**Exercice court 1**
Réécris le passage de l'article sur la CSRD qui va de "Dans cet article, nous" jusqu'à "l'entreprise peuvent diverger.", en substituant "expliquer" à "décrypter".

**Extrait du texte**

┄┄┄┄┄┄┄┄┄┄

Double matérialité et CSRD : le rôle des parties prenantes
12-08-2024 - par Marine Laverrière

Dans un contexte marqué par l'urgence climatique et les défis sociétaux croissants, les entreprises doivent repenser leur modèle et intégrer la durabilité dans leur stratégie. La Corporate Sustainability Reporting Directive (CSRD) exige des entreprises une divulgation plus complète et transparente de leurs impacts environnementaux, sociaux et de gouvernance (ESG) dans un reporting de durabilité.
Pour répondre à ces exigences, l’analyse de double matérialité constitue un outil essentiel pour évaluer les priorités de durabilité d’une entreprise, tant d’un point de vue financier qu’extra-financier. Elle aide à comprendre comment ses activités influencent l’environnement social, économique et environnemental (matérialité d’impact) et comment ces facteurs externes impactent son activité (matérialité financière).
Ces deux dimensions sont interdépendantes et doivent être prises en compte ensemble dans l'évaluation globale de la performance d’une entreprise.
Au-delà des aspects techniques du reporting de durabilité, la CSRD met l'accent sur un point crucial : l'engagement et l'inclusion des parties prenantes. Elle place “les utilisateurs” et les intervenants affectés au coeur du processus. La directive encourage les organisations à établir un dialogue ouvert et constructif avec eux, en tenant compte de leurs commentaires, préoccupations et perspectives. Cet engagement assure la pertinence et la transparence des informations rapportées, contribuant ainsi à la construction d'un reporting de durabilité plus juste et plus équilibré.
Dans cet article, nous allons décrypter comment intégrer efficacement les parties prenantes dans votre stratégie de durabilité. Nous vous fournirons des conseils pratiques pour engager ces acteurs clés et améliorer votre reporting conformément aux exigences de la CSRD et de l’analyse de double matérialité.
I. Comprendre le rôle des parties prenantes dans la CSRD
Parties prenantes : qui sont-elles et pourquoi sont-elles importantes?
Les parties prenantes se définissent par « tout groupe ou individu susceptible d'affecter ou d'être affecté par la réalisation des objectifs de l'organisation ou susceptibles de les influencer ». Elles regroupent donc une multitude d'acteurs, internes et externes, dont les intérêts et les attentes vis-à-vis de l'entreprise peuvent diverger.
Historiquement, dans le cadre du NFRD (Non Financial Reporting Directive), les obligations de reporting extra-financier des entreprises étaient conçues pour répondre aux attentes des investisseurs et des actionnaires. Elle se concentrait sur la fourniture d’informations pertinentes pour les décisions d’investissement et la gestion des risques financiers.
Typologies de parties prenantes : Diversité des acteurs, convergence des enjeux
On peut distinguer 2 types de intervenants concernés dans le contexte et fonctionnement général d’une entreprise :
- Internes : Ils offrent une perspective en interne sur le modèle d’affaires, les opérations et les défis quotidiens de l’entreprise. Par exemple, les salariés et cadres dirigeants, à divers niveaux et départements, sont capable de discerner et d’évaluer les impacts, opportunités et risques de leurs activités. Ils fournissent ainsi une vue d’ensemble des enjeux potentiels, constituant une source d’informations précieuse et d’intelligence collective.

┄┄┄┄┄┄┄┄┄┄

**Exercice court 2**
Recopie à l'identique, dans le listing, le passage qui va de la ligne contenant "event-date: sabato 27" jusqu'à celle contenant "jury-label: Presidente di".

┄┄┄┄┄┄┄┄┄┄

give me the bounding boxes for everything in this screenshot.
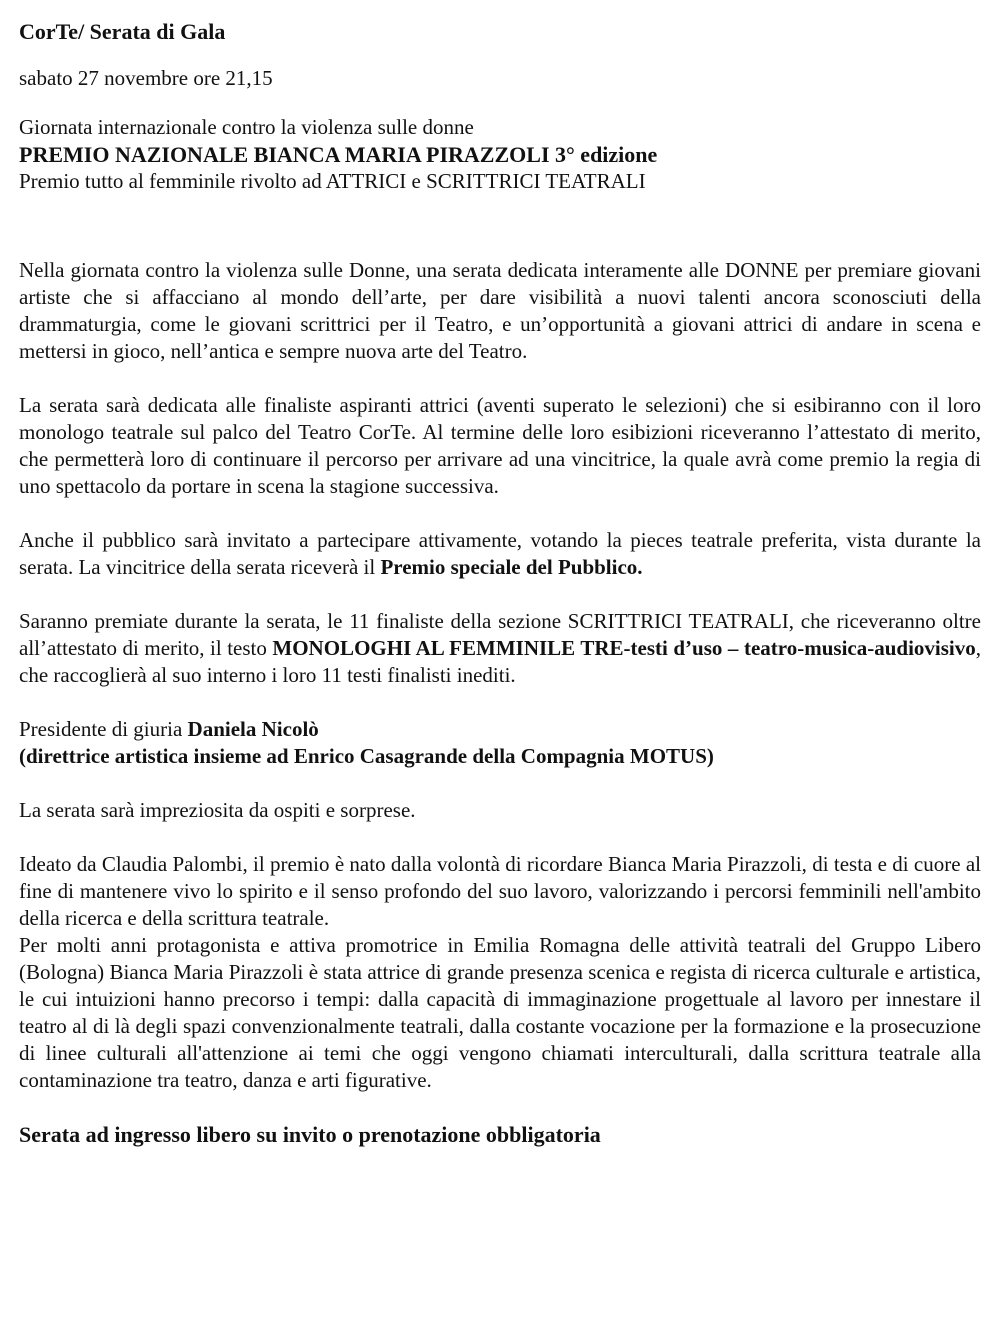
event-date: sabato 27 novembre ore 21,15: [19, 66, 273, 90]
jury-president-role: (direttrice artistica insieme ad Enrico Casagrande della Compagnia MOTUS): [19, 744, 714, 768]
jury-label: Presidente di giuria: [19, 717, 188, 741]
paragraph-biography: Per molti anni protagonista e attiva promotrice in Emilia Romagna delle attività teatrali del Gruppo Libero (Bologna) Bianca Maria Pirazzoli è stata attrice di grande presenza scenica e regista di ricerca culturale e artistica, le cui intuizioni hanno precorso i tempi: dalla capacità di immaginazione progettuale al lavoro per innestare il teatro al di là degli spazi convenzionalmente teatrali, dalla costante vocazione per la formazione e la prosecuzione di linee culturali all'attenzione ai temi che oggi vengono chiamati interculturali, dalla scrittura teatrale alla contaminazione tra teatro, danza e arti figurative.: [19, 933, 981, 1092]
paragraph-guests: La serata sarà impreziosita da ospiti e sorprese.: [19, 798, 416, 822]
document-page: [19, 18, 981, 1148]
writers-text-start: Saranno premiate durante la serata, le 11 finaliste della sezione SCRITTRICI TEATRALI, che riceveranno oltre all’attestato di merito, il testo: [19, 609, 981, 660]
award-description: Premio tutto al femminile rivolto ad ATTRICI e SCRITTRICI TEATRALI: [19, 169, 646, 193]
award-name: PREMIO NAZIONALE BIANCA MARIA PIRAZZOLI 3° edizione: [19, 142, 658, 167]
paragraph-intro: Nella giornata contro la violenza sulle Donne, una serata dedicata interamente alle DONNE per premiare giovani artiste che si affacciano al mondo dell’arte, per dare visibilità a nuovi talenti ancora sconosciuti della drammaturgia, come le giovani scrittrici per il Teatro, e un’opportunità a giovani attrici di andare in scena e mettersi in gioco, nell’antica e sempre nuova arte del Teatro.: [19, 258, 981, 363]
paragraph-jury: [19, 716, 981, 770]
jury-president-name: Daniela Nicolò: [187, 717, 319, 741]
paragraph-audience-vote: [19, 527, 981, 581]
audience-vote-text: Anche il pubblico sarà invitato a partecipare attivamente, votando la pieces teatrale preferita, vista durante la serata. La vincitrice della serata riceverà il: [19, 528, 981, 579]
admission-note: Serata ad ingresso libero su invito o prenotazione obbligatoria: [19, 1122, 601, 1147]
paragraph-origin: Ideato da Claudia Palombi, il premio è nato dalla volontà di ricordare Bianca Maria Pirazzoli, di testa e di cuore al fine di mantenere vivo lo spirito e il senso profondo del suo lavoro, valorizzando i percorsi femminili nell'ambito della ricerca e della scrittura teatrale.: [19, 852, 981, 930]
event-occasion: Giornata internazionale contro la violenza sulle donne: [19, 115, 474, 139]
paragraph-finalists-actresses: La serata sarà dedicata alle finaliste aspiranti attrici (aventi superato le selezioni) che si esibiranno con il loro monologo teatrale sul palco del Teatro CorTe. Al termine delle loro esibizioni riceveranno l’attestato di merito, che permetterà loro di continuare il percorso per arrivare ad una vincitrice, la quale avrà come premio la regia di uno spettacolo da portare in scena la stagione successiva.: [19, 393, 981, 498]
writers-text-end: , che raccoglierà al suo interno i loro 11 testi finalisti inediti.: [19, 636, 981, 687]
paragraph-finalists-writers: [19, 608, 981, 689]
audience-prize-name: Premio speciale del Pubblico.: [380, 555, 643, 579]
event-heading-block: [19, 114, 981, 195]
event-title: CorTe/ Serata di Gala: [19, 19, 226, 44]
book-title: MONOLOGHI AL FEMMINILE TRE-testi d’uso – teatro-musica-audiovisivo: [272, 636, 976, 660]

┄┄┄┄┄┄┄┄┄┄

**Corrigé 1**
Dans cet article, nous allons expliquer comment intégrer efficacement les parties prenantes dans votre stratégie de durabilité. Nous vous fournirons des conseils pratiques pour engager ces acteurs clés et améliorer votre reporting conformément aux exigences de la CSRD et de l’analyse de double matérialité.
I. Comprendre le rôle des parties prenantes dans la CSRD
Parties prenantes : qui sont-elles et pourquoi sont-elles importantes?
Les parties prenantes se définissent par « tout groupe ou individu susceptible d'affecter ou d'être affecté par la réalisation des objectifs de l'organisation ou susceptibles de les influencer ». Elles regroupent donc une multitude d'acteurs, internes et externes, dont les intérêts et les attentes vis-à-vis de l'entreprise peuvent diverger.

**Corrigé 2**
event-date: sabato 27 novembre ore 21,15: [19, 66, 273, 90]
jury-president-role: (direttrice artistica insieme ad Enrico Casagrande della Compagnia MOTUS): [19, 744, 714, 768]
jury-label: Presidente di giuria: [19, 717, 188, 741]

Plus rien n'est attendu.